··· Task input ···

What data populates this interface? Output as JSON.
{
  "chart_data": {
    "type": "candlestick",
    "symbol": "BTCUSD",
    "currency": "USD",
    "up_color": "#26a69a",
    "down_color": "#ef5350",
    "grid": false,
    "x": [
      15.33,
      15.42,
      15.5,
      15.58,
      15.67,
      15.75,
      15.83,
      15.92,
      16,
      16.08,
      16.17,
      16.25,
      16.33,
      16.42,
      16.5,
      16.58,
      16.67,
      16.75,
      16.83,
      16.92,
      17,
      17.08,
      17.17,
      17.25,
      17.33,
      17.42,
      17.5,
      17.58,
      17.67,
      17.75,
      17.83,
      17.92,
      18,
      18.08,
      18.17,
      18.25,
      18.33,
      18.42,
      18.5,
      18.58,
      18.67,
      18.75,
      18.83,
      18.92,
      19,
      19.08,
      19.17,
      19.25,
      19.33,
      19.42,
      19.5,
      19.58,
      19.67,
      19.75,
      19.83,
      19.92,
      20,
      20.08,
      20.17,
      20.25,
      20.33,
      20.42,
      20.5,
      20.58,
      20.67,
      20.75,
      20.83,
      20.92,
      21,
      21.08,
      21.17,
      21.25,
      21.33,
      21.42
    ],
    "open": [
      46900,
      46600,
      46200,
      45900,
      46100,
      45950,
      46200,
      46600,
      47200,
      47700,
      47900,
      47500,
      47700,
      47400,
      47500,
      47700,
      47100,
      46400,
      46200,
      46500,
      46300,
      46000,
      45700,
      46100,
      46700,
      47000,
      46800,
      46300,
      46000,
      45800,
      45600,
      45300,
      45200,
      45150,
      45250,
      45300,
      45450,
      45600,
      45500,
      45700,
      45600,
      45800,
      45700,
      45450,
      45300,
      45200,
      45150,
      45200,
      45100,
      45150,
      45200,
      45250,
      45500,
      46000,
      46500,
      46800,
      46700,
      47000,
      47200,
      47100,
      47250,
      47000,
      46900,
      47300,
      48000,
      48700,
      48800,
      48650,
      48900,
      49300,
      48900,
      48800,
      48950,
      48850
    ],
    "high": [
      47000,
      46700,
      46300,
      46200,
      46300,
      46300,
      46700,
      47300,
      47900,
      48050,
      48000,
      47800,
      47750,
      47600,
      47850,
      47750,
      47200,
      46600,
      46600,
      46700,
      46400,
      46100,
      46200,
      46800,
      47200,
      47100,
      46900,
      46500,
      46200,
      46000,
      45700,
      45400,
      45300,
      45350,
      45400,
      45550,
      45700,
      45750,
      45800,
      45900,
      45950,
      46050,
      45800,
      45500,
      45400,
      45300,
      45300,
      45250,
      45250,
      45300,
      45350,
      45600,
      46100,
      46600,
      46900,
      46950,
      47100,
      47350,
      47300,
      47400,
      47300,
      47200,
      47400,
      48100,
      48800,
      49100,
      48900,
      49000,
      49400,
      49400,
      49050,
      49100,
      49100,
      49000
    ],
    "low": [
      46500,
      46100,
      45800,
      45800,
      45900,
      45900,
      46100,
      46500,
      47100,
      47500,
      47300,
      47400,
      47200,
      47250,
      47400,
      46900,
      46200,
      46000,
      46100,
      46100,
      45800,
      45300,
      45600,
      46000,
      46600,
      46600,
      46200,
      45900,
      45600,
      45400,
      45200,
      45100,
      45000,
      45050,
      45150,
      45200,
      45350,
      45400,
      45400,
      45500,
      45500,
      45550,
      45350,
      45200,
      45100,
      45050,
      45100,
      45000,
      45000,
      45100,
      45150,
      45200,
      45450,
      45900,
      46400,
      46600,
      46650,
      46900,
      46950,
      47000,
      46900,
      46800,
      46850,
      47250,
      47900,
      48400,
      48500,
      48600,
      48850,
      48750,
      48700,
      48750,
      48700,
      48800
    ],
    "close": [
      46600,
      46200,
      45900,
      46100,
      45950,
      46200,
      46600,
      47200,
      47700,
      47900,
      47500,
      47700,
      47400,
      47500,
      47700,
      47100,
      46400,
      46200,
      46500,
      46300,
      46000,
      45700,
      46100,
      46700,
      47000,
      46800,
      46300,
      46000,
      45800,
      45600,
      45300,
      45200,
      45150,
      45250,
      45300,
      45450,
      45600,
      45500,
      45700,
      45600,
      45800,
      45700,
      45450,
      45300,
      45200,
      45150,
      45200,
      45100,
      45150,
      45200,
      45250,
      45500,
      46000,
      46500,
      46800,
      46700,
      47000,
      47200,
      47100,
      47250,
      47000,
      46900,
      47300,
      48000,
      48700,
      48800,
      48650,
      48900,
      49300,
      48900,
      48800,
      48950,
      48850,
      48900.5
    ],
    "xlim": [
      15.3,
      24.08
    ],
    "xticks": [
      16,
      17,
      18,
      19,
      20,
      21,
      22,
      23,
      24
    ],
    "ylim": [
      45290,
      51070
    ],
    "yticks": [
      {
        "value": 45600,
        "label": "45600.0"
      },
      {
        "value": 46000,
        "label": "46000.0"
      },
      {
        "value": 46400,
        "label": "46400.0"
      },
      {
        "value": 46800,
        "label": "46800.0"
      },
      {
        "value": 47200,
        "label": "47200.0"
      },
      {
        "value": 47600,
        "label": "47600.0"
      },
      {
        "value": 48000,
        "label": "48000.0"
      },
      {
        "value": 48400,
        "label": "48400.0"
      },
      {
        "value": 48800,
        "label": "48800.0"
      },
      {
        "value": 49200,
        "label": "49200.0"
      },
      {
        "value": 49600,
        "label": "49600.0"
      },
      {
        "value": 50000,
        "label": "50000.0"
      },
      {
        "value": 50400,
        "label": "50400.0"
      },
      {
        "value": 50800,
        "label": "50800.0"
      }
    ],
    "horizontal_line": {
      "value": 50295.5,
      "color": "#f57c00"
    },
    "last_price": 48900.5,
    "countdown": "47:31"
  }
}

···

▶ _Exercise objective_
Write out every record verbatim.

▶ _Exercise output_
What data populates this interface? Output as JSON.
{
  "chart_data": {
    "type": "candlestick",
    "symbol": "BTCUSD",
    "currency": "USD",
    "up_color": "#26a69a",
    "down_color": "#ef5350",
    "grid": false,
    "x": [
      15.33,
      15.42,
      15.5,
      15.58,
      15.67,
      15.75,
      15.83,
      15.92,
      16,
      16.08,
      16.17,
      16.25,
      16.33,
      16.42,
      16.5,
      16.58,
      16.67,
      16.75,
      16.83,
      16.92,
      17,
      17.08,
      17.17,
      17.25,
      17.33,
      17.42,
      17.5,
      17.58,
      17.67,
      17.75,
      17.83,
      17.92,
      18,
      18.08,
      18.17,
      18.25,
      18.33,
      18.42,
      18.5,
      18.58,
      18.67,
      18.75,
      18.83,
      18.92,
      19,
      19.08,
      19.17,
      19.25,
      19.33,
      19.42,
      19.5,
      19.58,
      19.67,
      19.75,
      19.83,
      19.92,
      20,
      20.08,
      20.17,
      20.25,
      20.33,
      20.42,
      20.5,
      20.58,
      20.67,
      20.75,
      20.83,
      20.92,
      21,
      21.08,
      21.17,
      21.25,
      21.33,
      21.42
    ],
    "open": [
      46900,
      46600,
      46200,
      45900,
      46100,
      45950,
      46200,
      46600,
      47200,
      47700,
      47900,
      47500,
      47700,
      47400,
      47500,
      47700,
      47100,
      46400,
      46200,
      46500,
      46300,
      46000,
      45700,
      46100,
      46700,
      47000,
      46800,
      46300,
      46000,
      45800,
      45600,
      45300,
      45200,
      45150,
      45250,
      45300,
      45450,
      45600,
      45500,
      45700,
      45600,
      45800,
      45700,
      45450,
      45300,
      45200,
      45150,
      45200,
      45100,
      45150,
      45200,
      45250,
      45500,
      46000,
      46500,
      46800,
      46700,
      47000,
      47200,
      47100,
      47250,
      47000,
      46900,
      47300,
      48000,
      48700,
      48800,
      48650,
      48900,
      49300,
      48900,
      48800,
      48950,
      48850
    ],
    "high": [
      47000,
      46700,
      46300,
      46200,
      46300,
      46300,
      46700,
      47300,
      47900,
      48050,
      48000,
      47800,
      47750,
      47600,
      47850,
      47750,
      47200,
      46600,
      46600,
      46700,
      46400,
      46100,
      46200,
      46800,
      47200,
      47100,
      46900,
      46500,
      46200,
      46000,
      45700,
      45400,
      45300,
      45350,
      45400,
      45550,
      45700,
      45750,
      45800,
      45900,
      45950,
      46050,
      45800,
      45500,
      45400,
      45300,
      45300,
      45250,
      45250,
      45300,
      45350,
      45600,
      46100,
      46600,
      46900,
      46950,
      47100,
      47350,
      47300,
      47400,
      47300,
      47200,
      47400,
      48100,
      48800,
      49100,
      48900,
      49000,
      49400,
      49400,
      49050,
      49100,
      49100,
      49000
    ],
    "low": [
      46500,
      46100,
      45800,
      45800,
      45900,
      45900,
      46100,
      46500,
      47100,
      47500,
      47300,
      47400,
      47200,
      47250,
      47400,
      46900,
      46200,
      46000,
      46100,
      46100,
      45800,
      45300,
      45600,
      46000,
      46600,
      46600,
      46200,
      45900,
      45600,
      45400,
      45200,
      45100,
      45000,
      45050,
      45150,
      45200,
      45350,
      45400,
      45400,
      45500,
      45500,
      45550,
      45350,
      45200,
      45100,
      45050,
      45100,
      45000,
      45000,
      45100,
      45150,
      45200,
      45450,
      45900,
      46400,
      46600,
      46650,
      46900,
      46950,
      47000,
      46900,
      46800,
      46850,
      47250,
      47900,
      48400,
      48500,
      48600,
      48850,
      48750,
      48700,
      48750,
      48700,
      48800
    ],
    "close": [
      46600,
      46200,
      45900,
      46100,
      45950,
      46200,
      46600,
      47200,
      47700,
      47900,
      47500,
      47700,
      47400,
      47500,
      47700,
      47100,
      46400,
      46200,
      46500,
      46300,
      46000,
      45700,
      46100,
      46700,
      47000,
      46800,
      46300,
      46000,
      45800,
      45600,
      45300,
      45200,
      45150,
      45250,
      45300,
      45450,
      45600,
      45500,
      45700,
      45600,
      45800,
      45700,
      45450,
      45300,
      45200,
      45150,
      45200,
      45100,
      45150,
      45200,
      45250,
      45500,
      46000,
      46500,
      46800,
      46700,
      47000,
      47200,
      47100,
      47250,
      47000,
      46900,
      47300,
      48000,
      48700,
      48800,
      48650,
      48900,
      49300,
      48900,
      48800,
      48950,
      48850,
      48900.5
    ],
    "xlim": [
      15.3,
      24.08
    ],
    "xticks": [
      16,
      17,
      18,
      19,
      20,
      21,
      22,
      23,
      24
    ],
    "ylim": [
      45290,
      51070
    ],
    "yticks": [
      {
        "value": 45600,
        "label": "45600.0"
      },
      {
        "value": 46000,
        "label": "46000.0"
      },
      {
        "value": 46400,
        "label": "46400.0"
      },
      {
        "value": 46800,
        "label": "46800.0"
      },
      {
        "value": 47200,
        "label": "47200.0"
      },
      {
        "value": 47600,
        "label": "47600.0"
      },
      {
        "value": 48000,
        "label": "48000.0"
      },
      {
        "value": 48400,
        "label": "48400.0"
      },
      {
        "value": 48800,
        "label": "48800.0"
      },
      {
        "value": 49200,
        "label": "49200.0"
      },
      {
        "value": 49600,
        "label": "49600.0"
      },
      {
        "value": 50000,
        "label": "50000.0"
      },
      {
        "value": 50400,
        "label": "50400.0"
      },
      {
        "value": 50800,
        "label": "50800.0"
      }
    ],
    "horizontal_line": {
      "value": 50295.5,
      "color": "#f57c00"
    },
    "last_price": 48900.5,
    "countdown": "47:31"
  }
}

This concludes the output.